Exercise inputs:
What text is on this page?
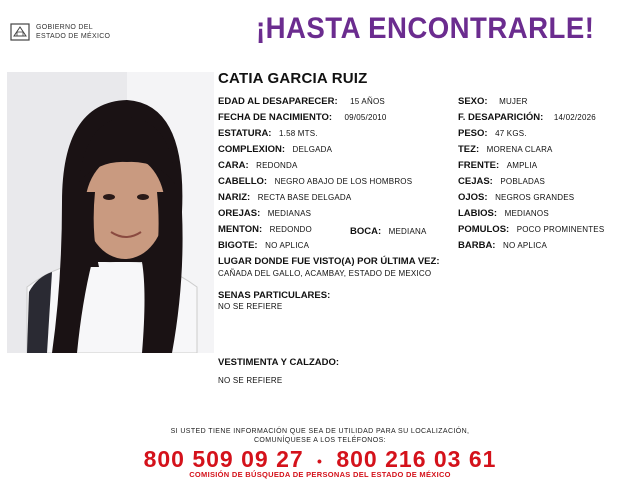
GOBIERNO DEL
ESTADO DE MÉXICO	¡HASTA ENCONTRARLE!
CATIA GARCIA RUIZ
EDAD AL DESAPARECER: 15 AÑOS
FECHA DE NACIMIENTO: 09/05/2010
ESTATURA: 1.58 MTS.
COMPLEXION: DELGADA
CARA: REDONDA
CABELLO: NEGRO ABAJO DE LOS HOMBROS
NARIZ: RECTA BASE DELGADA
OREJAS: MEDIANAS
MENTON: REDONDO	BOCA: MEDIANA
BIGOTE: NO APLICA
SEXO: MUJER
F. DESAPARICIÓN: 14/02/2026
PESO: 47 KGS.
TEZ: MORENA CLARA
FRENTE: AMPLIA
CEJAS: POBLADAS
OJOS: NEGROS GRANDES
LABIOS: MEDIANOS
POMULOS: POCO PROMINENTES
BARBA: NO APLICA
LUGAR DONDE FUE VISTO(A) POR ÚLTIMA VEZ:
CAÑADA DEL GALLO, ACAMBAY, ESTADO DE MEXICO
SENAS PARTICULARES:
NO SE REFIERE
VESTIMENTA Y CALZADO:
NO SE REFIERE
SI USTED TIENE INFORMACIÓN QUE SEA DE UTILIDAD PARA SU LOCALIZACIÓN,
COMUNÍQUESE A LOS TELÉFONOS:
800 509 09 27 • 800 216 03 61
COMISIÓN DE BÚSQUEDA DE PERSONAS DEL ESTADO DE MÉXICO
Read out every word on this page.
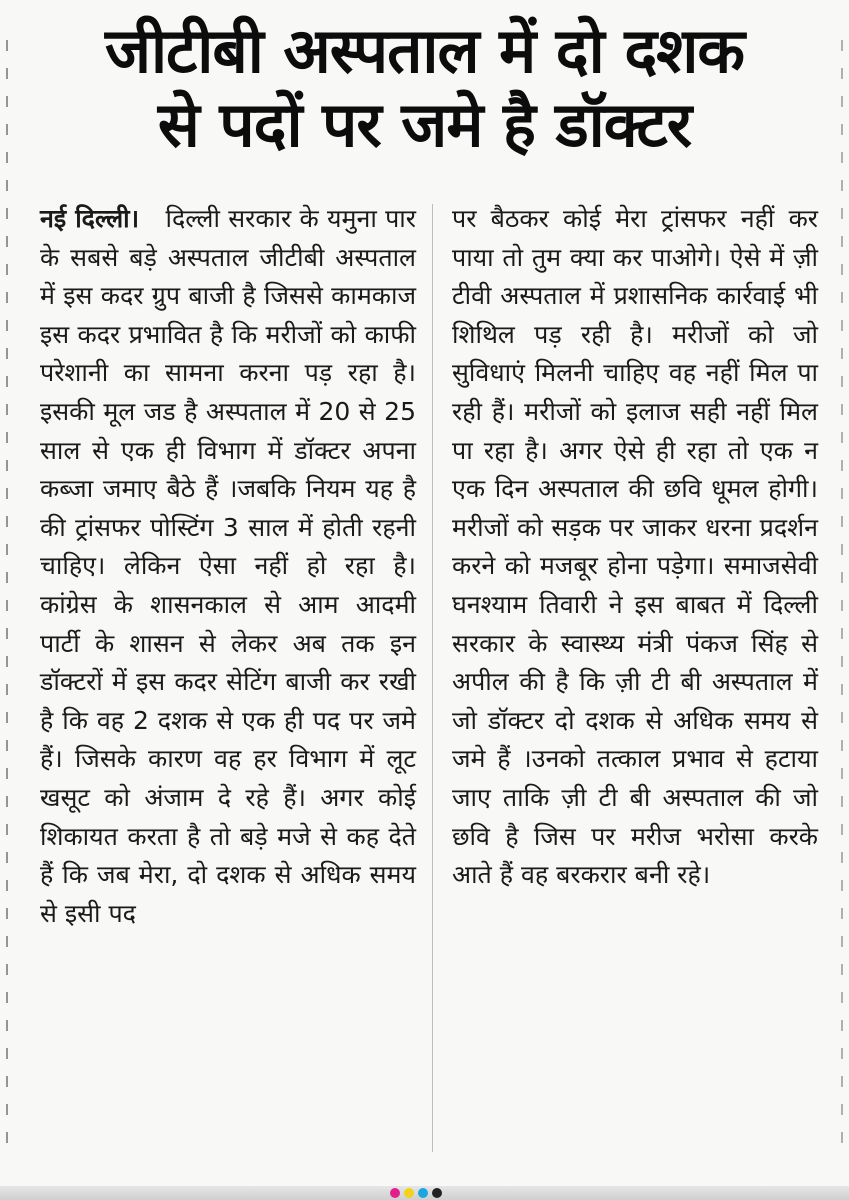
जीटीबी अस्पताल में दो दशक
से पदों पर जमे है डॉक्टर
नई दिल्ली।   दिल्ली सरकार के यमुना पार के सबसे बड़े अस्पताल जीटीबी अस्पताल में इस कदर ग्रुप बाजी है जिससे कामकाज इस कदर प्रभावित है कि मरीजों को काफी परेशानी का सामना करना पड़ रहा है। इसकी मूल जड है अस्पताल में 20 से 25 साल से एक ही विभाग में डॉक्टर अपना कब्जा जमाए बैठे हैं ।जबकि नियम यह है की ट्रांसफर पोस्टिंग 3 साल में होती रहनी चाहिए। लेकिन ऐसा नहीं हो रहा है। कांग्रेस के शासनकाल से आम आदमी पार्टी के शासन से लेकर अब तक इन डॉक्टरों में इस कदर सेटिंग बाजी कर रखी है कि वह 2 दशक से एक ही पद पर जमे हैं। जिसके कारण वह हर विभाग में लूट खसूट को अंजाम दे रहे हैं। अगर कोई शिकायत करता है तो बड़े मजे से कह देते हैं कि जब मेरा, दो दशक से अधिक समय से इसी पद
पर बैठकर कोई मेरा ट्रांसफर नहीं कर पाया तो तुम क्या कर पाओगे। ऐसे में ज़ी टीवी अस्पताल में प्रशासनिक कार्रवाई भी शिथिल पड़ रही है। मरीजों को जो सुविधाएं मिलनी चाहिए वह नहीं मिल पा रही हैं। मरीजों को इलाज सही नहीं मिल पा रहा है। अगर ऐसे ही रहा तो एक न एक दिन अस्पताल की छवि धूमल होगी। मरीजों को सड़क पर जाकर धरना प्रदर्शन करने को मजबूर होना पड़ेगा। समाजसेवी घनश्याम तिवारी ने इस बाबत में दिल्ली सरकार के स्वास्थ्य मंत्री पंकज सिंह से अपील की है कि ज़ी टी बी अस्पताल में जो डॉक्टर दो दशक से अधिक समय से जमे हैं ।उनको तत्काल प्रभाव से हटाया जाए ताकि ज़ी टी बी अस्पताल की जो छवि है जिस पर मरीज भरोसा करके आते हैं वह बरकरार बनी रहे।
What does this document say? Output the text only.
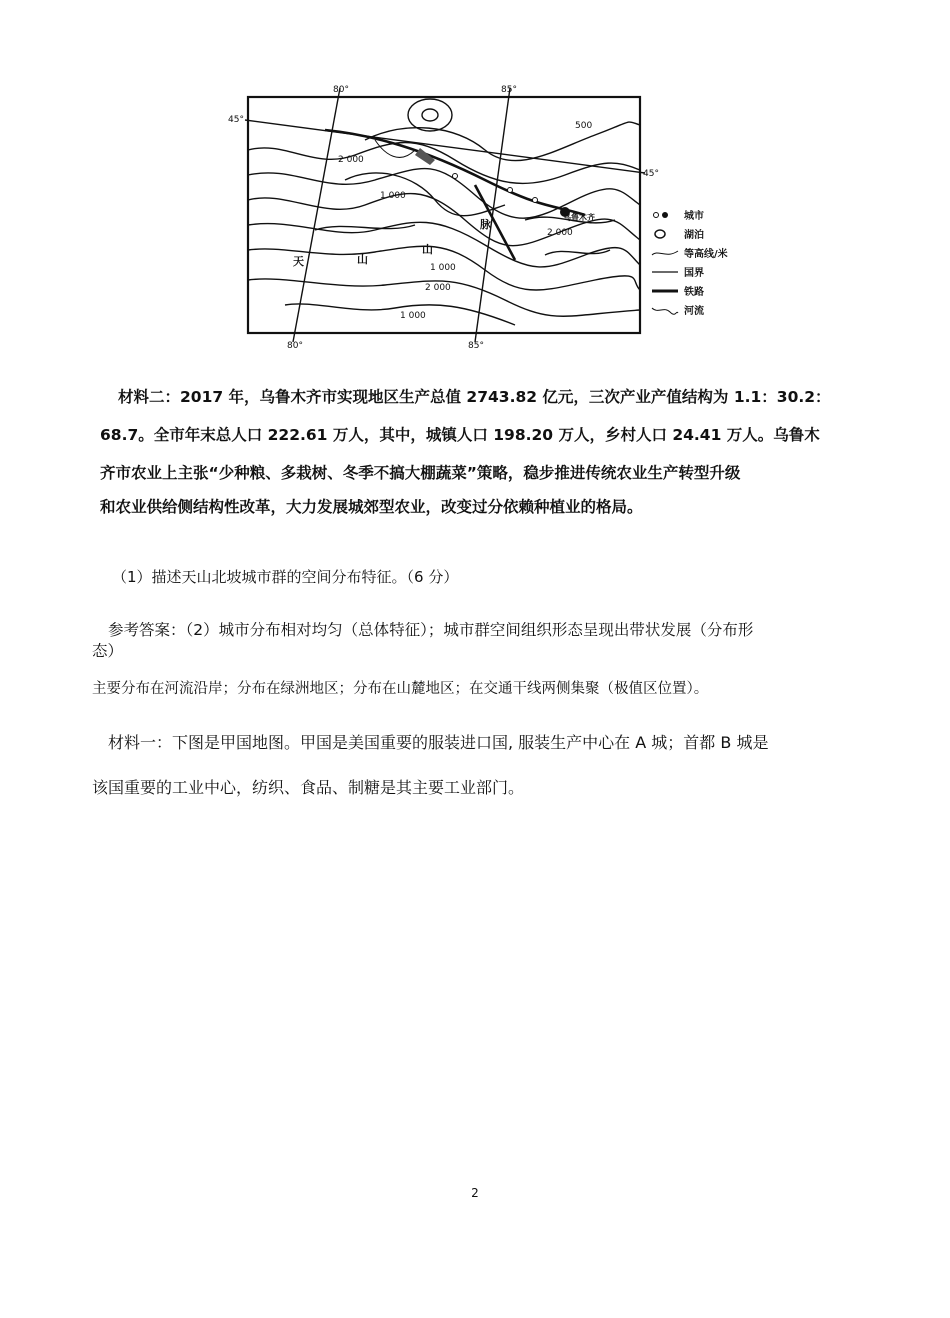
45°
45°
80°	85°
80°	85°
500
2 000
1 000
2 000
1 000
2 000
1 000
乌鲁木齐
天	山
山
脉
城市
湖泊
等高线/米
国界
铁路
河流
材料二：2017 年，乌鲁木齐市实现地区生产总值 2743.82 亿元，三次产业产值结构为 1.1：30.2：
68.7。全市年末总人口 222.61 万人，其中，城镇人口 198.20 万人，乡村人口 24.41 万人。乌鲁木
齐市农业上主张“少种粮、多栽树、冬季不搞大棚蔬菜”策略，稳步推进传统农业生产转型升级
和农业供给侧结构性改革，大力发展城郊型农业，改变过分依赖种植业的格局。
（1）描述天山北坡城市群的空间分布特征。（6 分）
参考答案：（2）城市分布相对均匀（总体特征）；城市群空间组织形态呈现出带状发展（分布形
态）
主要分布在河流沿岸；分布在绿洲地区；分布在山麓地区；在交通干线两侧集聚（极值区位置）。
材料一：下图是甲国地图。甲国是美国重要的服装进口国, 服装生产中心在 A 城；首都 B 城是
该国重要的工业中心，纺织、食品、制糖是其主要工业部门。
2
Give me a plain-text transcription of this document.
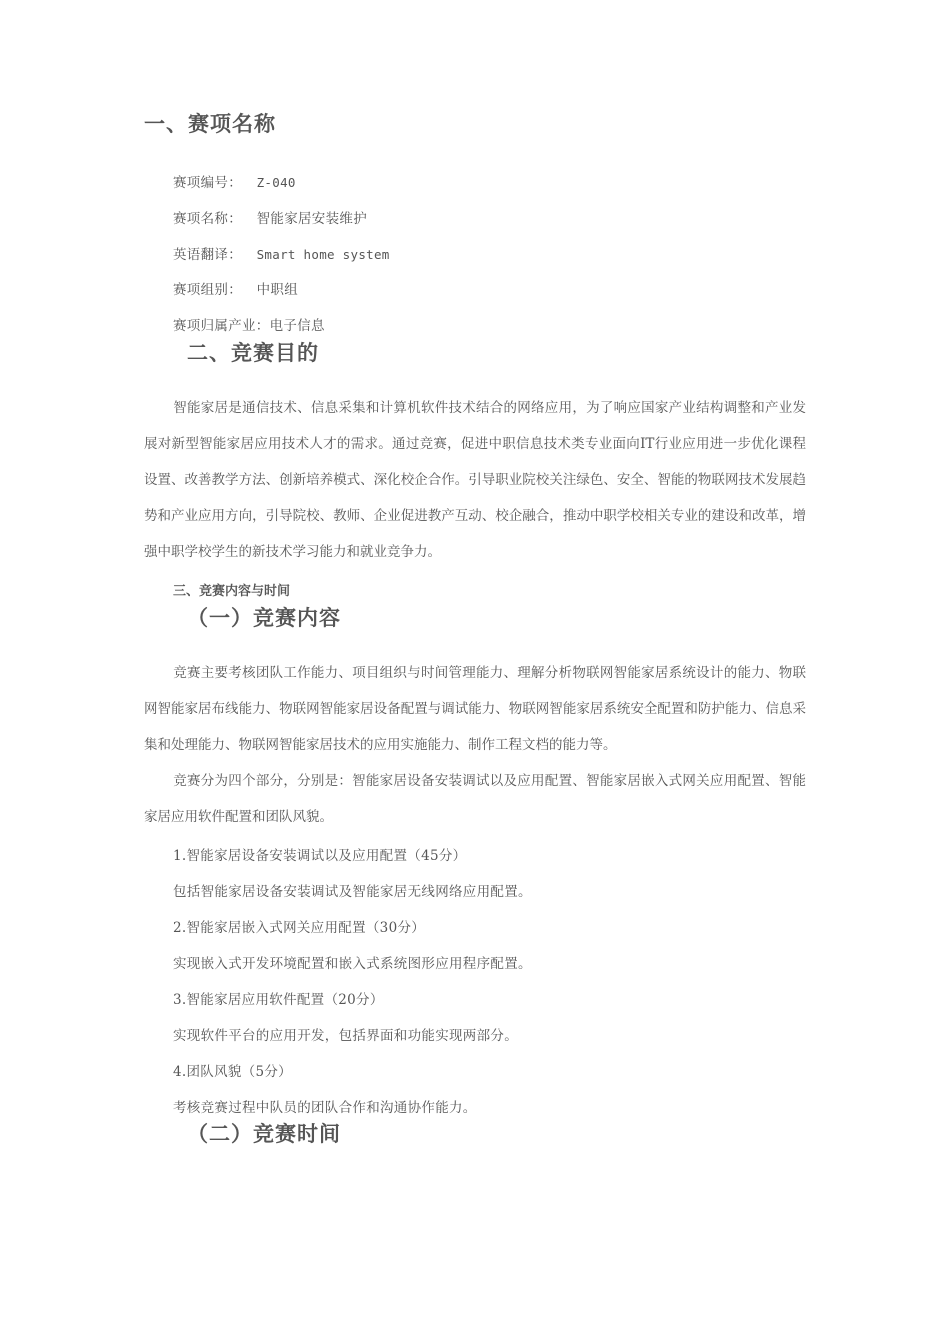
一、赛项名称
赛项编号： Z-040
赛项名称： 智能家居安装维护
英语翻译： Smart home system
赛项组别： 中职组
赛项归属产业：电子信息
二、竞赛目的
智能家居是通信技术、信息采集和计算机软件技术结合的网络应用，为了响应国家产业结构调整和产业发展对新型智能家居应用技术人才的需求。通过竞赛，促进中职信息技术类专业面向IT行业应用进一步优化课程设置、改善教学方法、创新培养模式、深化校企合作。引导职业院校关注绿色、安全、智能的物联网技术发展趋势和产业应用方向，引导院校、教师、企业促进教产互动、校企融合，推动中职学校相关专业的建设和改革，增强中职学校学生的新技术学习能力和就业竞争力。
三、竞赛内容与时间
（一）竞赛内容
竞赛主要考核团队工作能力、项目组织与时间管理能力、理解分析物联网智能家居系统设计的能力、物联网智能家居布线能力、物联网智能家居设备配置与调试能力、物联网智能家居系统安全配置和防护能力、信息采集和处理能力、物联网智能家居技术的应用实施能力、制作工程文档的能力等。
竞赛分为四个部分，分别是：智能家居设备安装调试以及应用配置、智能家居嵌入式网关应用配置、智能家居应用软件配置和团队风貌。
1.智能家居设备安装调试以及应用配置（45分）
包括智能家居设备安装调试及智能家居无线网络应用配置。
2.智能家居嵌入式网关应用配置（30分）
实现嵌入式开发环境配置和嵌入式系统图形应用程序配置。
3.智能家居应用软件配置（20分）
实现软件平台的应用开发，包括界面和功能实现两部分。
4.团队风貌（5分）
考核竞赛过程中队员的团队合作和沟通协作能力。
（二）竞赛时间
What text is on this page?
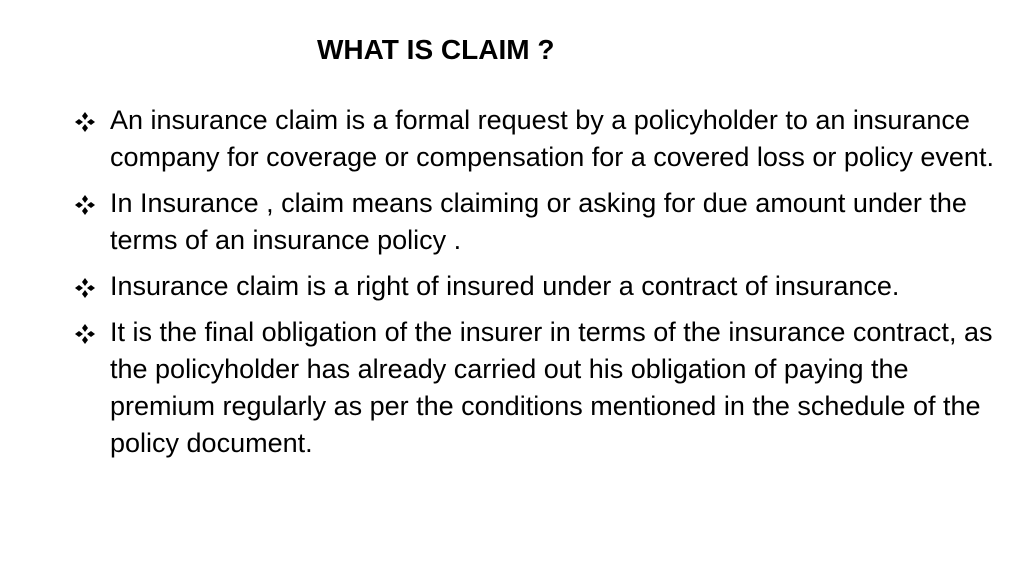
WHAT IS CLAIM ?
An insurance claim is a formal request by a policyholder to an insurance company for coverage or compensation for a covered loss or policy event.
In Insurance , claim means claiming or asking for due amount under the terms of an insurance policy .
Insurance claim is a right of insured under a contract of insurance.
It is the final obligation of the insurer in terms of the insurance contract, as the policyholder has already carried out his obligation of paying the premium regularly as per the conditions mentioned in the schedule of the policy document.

What the task asks:
Leave out all images, then reproduce the entries above exactly.

The solution:
What text is on this page?
GOBIERNO DEL
ESTADO DE MÉXICO	¡HASTA ENCONTRARLE!
CATIA GARCIA RUIZ
EDAD AL DESAPARECER: 15 AÑOS
FECHA DE NACIMIENTO: 09/05/2010
ESTATURA: 1.58 MTS.
COMPLEXION: DELGADA
CARA: REDONDA
CABELLO: NEGRO ABAJO DE LOS HOMBROS
NARIZ: RECTA BASE DELGADA
OREJAS: MEDIANAS
MENTON: REDONDO	BOCA: MEDIANA
BIGOTE: NO APLICA
SEXO: MUJER
F. DESAPARICIÓN: 14/02/2026
PESO: 47 KGS.
TEZ: MORENA CLARA
FRENTE: AMPLIA
CEJAS: POBLADAS
OJOS: NEGROS GRANDES
LABIOS: MEDIANOS
POMULOS: POCO PROMINENTES
BARBA: NO APLICA
LUGAR DONDE FUE VISTO(A) POR ÚLTIMA VEZ:
CAÑADA DEL GALLO, ACAMBAY, ESTADO DE MEXICO
SENAS PARTICULARES:
NO SE REFIERE
VESTIMENTA Y CALZADO:
NO SE REFIERE
SI USTED TIENE INFORMACIÓN QUE SEA DE UTILIDAD PARA SU LOCALIZACIÓN,
COMUNÍQUESE A LOS TELÉFONOS:
800 509 09 27 • 800 216 03 61
COMISIÓN DE BÚSQUEDA DE PERSONAS DEL ESTADO DE MÉXICO
Read out every word on this page.
जीटीबी अस्पताल में दो दशक
से पदों पर जमे है डॉक्टर
नई दिल्ली।   दिल्ली सरकार के यमुना पार के सबसे बड़े अस्पताल जीटीबी अस्पताल में इस कदर ग्रुप बाजी है जिससे कामकाज इस कदर प्रभावित है कि मरीजों को काफी परेशानी का सामना करना पड़ रहा है। इसकी मूल जड है अस्पताल में 20 से 25 साल से एक ही विभाग में डॉक्टर अपना कब्जा जमाए बैठे हैं ।जबकि नियम यह है की ट्रांसफर पोस्टिंग 3 साल में होती रहनी चाहिए। लेकिन ऐसा नहीं हो रहा है। कांग्रेस के शासनकाल से आम आदमी पार्टी के शासन से लेकर अब तक इन डॉक्टरों में इस कदर सेटिंग बाजी कर रखी है कि वह 2 दशक से एक ही पद पर जमे हैं। जिसके कारण वह हर विभाग में लूट खसूट को अंजाम दे रहे हैं। अगर कोई शिकायत करता है तो बड़े मजे से कह देते हैं कि जब मेरा, दो दशक से अधिक समय से इसी पद
पर बैठकर कोई मेरा ट्रांसफर नहीं कर पाया तो तुम क्या कर पाओगे। ऐसे में ज़ी टीवी अस्पताल में प्रशासनिक कार्रवाई भी शिथिल पड़ रही है। मरीजों को जो सुविधाएं मिलनी चाहिए वह नहीं मिल पा रही हैं। मरीजों को इलाज सही नहीं मिल पा रहा है। अगर ऐसे ही रहा तो एक न एक दिन अस्पताल की छवि धूमल होगी। मरीजों को सड़क पर जाकर धरना प्रदर्शन करने को मजबूर होना पड़ेगा। समाजसेवी घनश्याम तिवारी ने इस बाबत में दिल्ली सरकार के स्वास्थ्य मंत्री पंकज सिंह से अपील की है कि ज़ी टी बी अस्पताल में जो डॉक्टर दो दशक से अधिक समय से जमे हैं ।उनको तत्काल प्रभाव से हटाया जाए ताकि ज़ी टी बी अस्पताल की जो छवि है जिस पर मरीज भरोसा करके आते हैं वह बरकरार बनी रहे।
What does this document say? Output the text only.
45°
45°
80°	85°
80°	85°
500
2 000
1 000
2 000
1 000
2 000
1 000
乌鲁木齐
天	山
山
脉
城市
湖泊
等高线/米
国界
铁路
河流
材料二：2017 年，乌鲁木齐市实现地区生产总值 2743.82 亿元，三次产业产值结构为 1.1：30.2：
68.7。全市年末总人口 222.61 万人，其中，城镇人口 198.20 万人，乡村人口 24.41 万人。乌鲁木
齐市农业上主张“少种粮、多栽树、冬季不搞大棚蔬菜”策略，稳步推进传统农业生产转型升级
和农业供给侧结构性改革，大力发展城郊型农业，改变过分依赖种植业的格局。
（1）描述天山北坡城市群的空间分布特征。（6 分）
参考答案：（2）城市分布相对均匀（总体特征）；城市群空间组织形态呈现出带状发展（分布形
态）
主要分布在河流沿岸；分布在绿洲地区；分布在山麓地区；在交通干线两侧集聚（极值区位置）。
材料一：下图是甲国地图。甲国是美国重要的服装进口国, 服装生产中心在 A 城；首都 B 城是
该国重要的工业中心，纺织、食品、制糖是其主要工业部门。
2
Give me a plain-text transcription of this document.
一、赛项名称
赛项编号： Z-040
赛项名称： 智能家居安装维护
英语翻译： Smart home system
赛项组别： 中职组
赛项归属产业：电子信息
二、竞赛目的
智能家居是通信技术、信息采集和计算机软件技术结合的网络应用，为了响应国家产业结构调整和产业发展对新型智能家居应用技术人才的需求。通过竞赛，促进中职信息技术类专业面向IT行业应用进一步优化课程设置、改善教学方法、创新培养模式、深化校企合作。引导职业院校关注绿色、安全、智能的物联网技术发展趋势和产业应用方向，引导院校、教师、企业促进教产互动、校企融合，推动中职学校相关专业的建设和改革，增强中职学校学生的新技术学习能力和就业竞争力。
三、竞赛内容与时间
（一）竞赛内容
竞赛主要考核团队工作能力、项目组织与时间管理能力、理解分析物联网智能家居系统设计的能力、物联网智能家居布线能力、物联网智能家居设备配置与调试能力、物联网智能家居系统安全配置和防护能力、信息采集和处理能力、物联网智能家居技术的应用实施能力、制作工程文档的能力等。
竞赛分为四个部分，分别是：智能家居设备安装调试以及应用配置、智能家居嵌入式网关应用配置、智能家居应用软件配置和团队风貌。
1.智能家居设备安装调试以及应用配置（45分）
包括智能家居设备安装调试及智能家居无线网络应用配置。
2.智能家居嵌入式网关应用配置（30分）
实现嵌入式开发环境配置和嵌入式系统图形应用程序配置。
3.智能家居应用软件配置（20分）
实现软件平台的应用开发，包括界面和功能实现两部分。
4.团队风貌（5分）
考核竞赛过程中队员的团队合作和沟通协作能力。
（二）竞赛时间
What text is on this page?
WHAT IS CLAIM ?
An insurance claim is a formal request by a policyholder to an insurance company for coverage or compensation for a covered loss or policy event.
In Insurance , claim means claiming or asking for due amount under the terms of an insurance policy .
Insurance claim is a right of insured under a contract of insurance.
It is the final obligation of the insurer in terms of the insurance contract, as the policyholder has already carried out his obligation of paying the premium regularly as per the conditions mentioned in the schedule of the policy document.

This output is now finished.